Source records ::
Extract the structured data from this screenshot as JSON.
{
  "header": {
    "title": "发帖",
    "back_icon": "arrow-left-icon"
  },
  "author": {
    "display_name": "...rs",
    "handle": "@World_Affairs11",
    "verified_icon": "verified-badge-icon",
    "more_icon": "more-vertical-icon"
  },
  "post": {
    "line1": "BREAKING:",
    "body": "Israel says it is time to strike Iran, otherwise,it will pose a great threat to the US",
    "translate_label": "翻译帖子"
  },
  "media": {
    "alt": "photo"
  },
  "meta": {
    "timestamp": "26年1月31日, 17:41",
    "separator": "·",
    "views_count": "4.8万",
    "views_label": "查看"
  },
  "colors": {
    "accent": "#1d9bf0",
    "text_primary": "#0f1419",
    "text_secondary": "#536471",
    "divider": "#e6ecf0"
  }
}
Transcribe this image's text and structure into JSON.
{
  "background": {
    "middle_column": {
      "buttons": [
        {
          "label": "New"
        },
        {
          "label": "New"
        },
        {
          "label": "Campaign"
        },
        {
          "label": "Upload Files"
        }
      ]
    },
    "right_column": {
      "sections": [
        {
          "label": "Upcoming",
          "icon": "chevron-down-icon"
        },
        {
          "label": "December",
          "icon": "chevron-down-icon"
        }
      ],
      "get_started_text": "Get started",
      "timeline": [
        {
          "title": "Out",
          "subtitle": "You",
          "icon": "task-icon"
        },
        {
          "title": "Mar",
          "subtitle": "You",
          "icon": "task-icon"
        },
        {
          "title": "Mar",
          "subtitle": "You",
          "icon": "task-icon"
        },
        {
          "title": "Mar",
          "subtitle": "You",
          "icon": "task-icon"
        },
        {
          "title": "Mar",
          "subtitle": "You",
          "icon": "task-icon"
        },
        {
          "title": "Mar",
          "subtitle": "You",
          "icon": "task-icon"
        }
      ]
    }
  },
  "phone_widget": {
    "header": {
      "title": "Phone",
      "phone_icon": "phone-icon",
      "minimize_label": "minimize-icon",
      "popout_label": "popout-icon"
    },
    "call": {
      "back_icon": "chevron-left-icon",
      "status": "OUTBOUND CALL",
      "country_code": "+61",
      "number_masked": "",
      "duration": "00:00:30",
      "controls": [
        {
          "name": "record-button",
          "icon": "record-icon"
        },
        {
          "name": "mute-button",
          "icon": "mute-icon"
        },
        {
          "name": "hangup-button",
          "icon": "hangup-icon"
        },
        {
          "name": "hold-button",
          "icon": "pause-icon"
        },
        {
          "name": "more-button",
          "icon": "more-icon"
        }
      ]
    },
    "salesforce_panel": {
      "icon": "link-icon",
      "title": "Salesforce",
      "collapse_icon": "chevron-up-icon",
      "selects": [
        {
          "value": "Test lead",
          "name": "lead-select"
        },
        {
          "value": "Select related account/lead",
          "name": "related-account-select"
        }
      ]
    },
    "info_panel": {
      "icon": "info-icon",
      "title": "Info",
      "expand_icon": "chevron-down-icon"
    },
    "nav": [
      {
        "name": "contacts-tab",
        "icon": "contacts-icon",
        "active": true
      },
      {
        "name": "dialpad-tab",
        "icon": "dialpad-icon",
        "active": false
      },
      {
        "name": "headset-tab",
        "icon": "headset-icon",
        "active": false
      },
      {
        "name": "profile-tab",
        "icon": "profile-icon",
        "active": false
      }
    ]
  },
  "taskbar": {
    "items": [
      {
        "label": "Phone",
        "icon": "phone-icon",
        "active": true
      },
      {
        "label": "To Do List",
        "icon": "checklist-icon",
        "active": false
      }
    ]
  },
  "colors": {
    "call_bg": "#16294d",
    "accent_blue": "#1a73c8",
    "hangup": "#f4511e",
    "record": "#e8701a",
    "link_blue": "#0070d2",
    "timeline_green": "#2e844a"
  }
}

Job :: Each line above must be reproduced exactly as it stands.

Completed exercise ::
Extract the structured data from this screenshot as JSON.
{
  "header": {
    "title": "发帖",
    "back_icon": "arrow-left-icon"
  },
  "author": {
    "display_name": "...rs",
    "handle": "@World_Affairs11",
    "verified_icon": "verified-badge-icon",
    "more_icon": "more-vertical-icon"
  },
  "post": {
    "line1": "BREAKING:",
    "body": "Israel says it is time to strike Iran, otherwise,it will pose a great threat to the US",
    "translate_label": "翻译帖子"
  },
  "media": {
    "alt": "photo"
  },
  "meta": {
    "timestamp": "26年1月31日, 17:41",
    "separator": "·",
    "views_count": "4.8万",
    "views_label": "查看"
  },
  "colors": {
    "accent": "#1d9bf0",
    "text_primary": "#0f1419",
    "text_secondary": "#536471",
    "divider": "#e6ecf0"
  }
}
Transcribe this image's text and structure into JSON.
{
  "background": {
    "middle_column": {
      "buttons": [
        {
          "label": "New"
        },
        {
          "label": "New"
        },
        {
          "label": "Campaign"
        },
        {
          "label": "Upload Files"
        }
      ]
    },
    "right_column": {
      "sections": [
        {
          "label": "Upcoming",
          "icon": "chevron-down-icon"
        },
        {
          "label": "December",
          "icon": "chevron-down-icon"
        }
      ],
      "get_started_text": "Get started",
      "timeline": [
        {
          "title": "Out",
          "subtitle": "You",
          "icon": "task-icon"
        },
        {
          "title": "Mar",
          "subtitle": "You",
          "icon": "task-icon"
        },
        {
          "title": "Mar",
          "subtitle": "You",
          "icon": "task-icon"
        },
        {
          "title": "Mar",
          "subtitle": "You",
          "icon": "task-icon"
        },
        {
          "title": "Mar",
          "subtitle": "You",
          "icon": "task-icon"
        },
        {
          "title": "Mar",
          "subtitle": "You",
          "icon": "task-icon"
        }
      ]
    }
  },
  "phone_widget": {
    "header": {
      "title": "Phone",
      "phone_icon": "phone-icon",
      "minimize_label": "minimize-icon",
      "popout_label": "popout-icon"
    },
    "call": {
      "back_icon": "chevron-left-icon",
      "status": "OUTBOUND CALL",
      "country_code": "+61",
      "number_masked": "",
      "duration": "00:00:30",
      "controls": [
        {
          "name": "record-button",
          "icon": "record-icon"
        },
        {
          "name": "mute-button",
          "icon": "mute-icon"
        },
        {
          "name": "hangup-button",
          "icon": "hangup-icon"
        },
        {
          "name": "hold-button",
          "icon": "pause-icon"
        },
        {
          "name": "more-button",
          "icon": "more-icon"
        }
      ]
    },
    "salesforce_panel": {
      "icon": "link-icon",
      "title": "Salesforce",
      "collapse_icon": "chevron-up-icon",
      "selects": [
        {
          "value": "Test lead",
          "name": "lead-select"
        },
        {
          "value": "Select related account/lead",
          "name": "related-account-select"
        }
      ]
    },
    "info_panel": {
      "icon": "info-icon",
      "title": "Info",
      "expand_icon": "chevron-down-icon"
    },
    "nav": [
      {
        "name": "contacts-tab",
        "icon": "contacts-icon",
        "active": true
      },
      {
        "name": "dialpad-tab",
        "icon": "dialpad-icon",
        "active": false
      },
      {
        "name": "headset-tab",
        "icon": "headset-icon",
        "active": false
      },
      {
        "name": "profile-tab",
        "icon": "profile-icon",
        "active": false
      }
    ]
  },
  "taskbar": {
    "items": [
      {
        "label": "Phone",
        "icon": "phone-icon",
        "active": true
      },
      {
        "label": "To Do List",
        "icon": "checklist-icon",
        "active": false
      }
    ]
  },
  "colors": {
    "call_bg": "#16294d",
    "accent_blue": "#1a73c8",
    "hangup": "#f4511e",
    "record": "#e8701a",
    "link_blue": "#0070d2",
    "timeline_green": "#2e844a"
  }
}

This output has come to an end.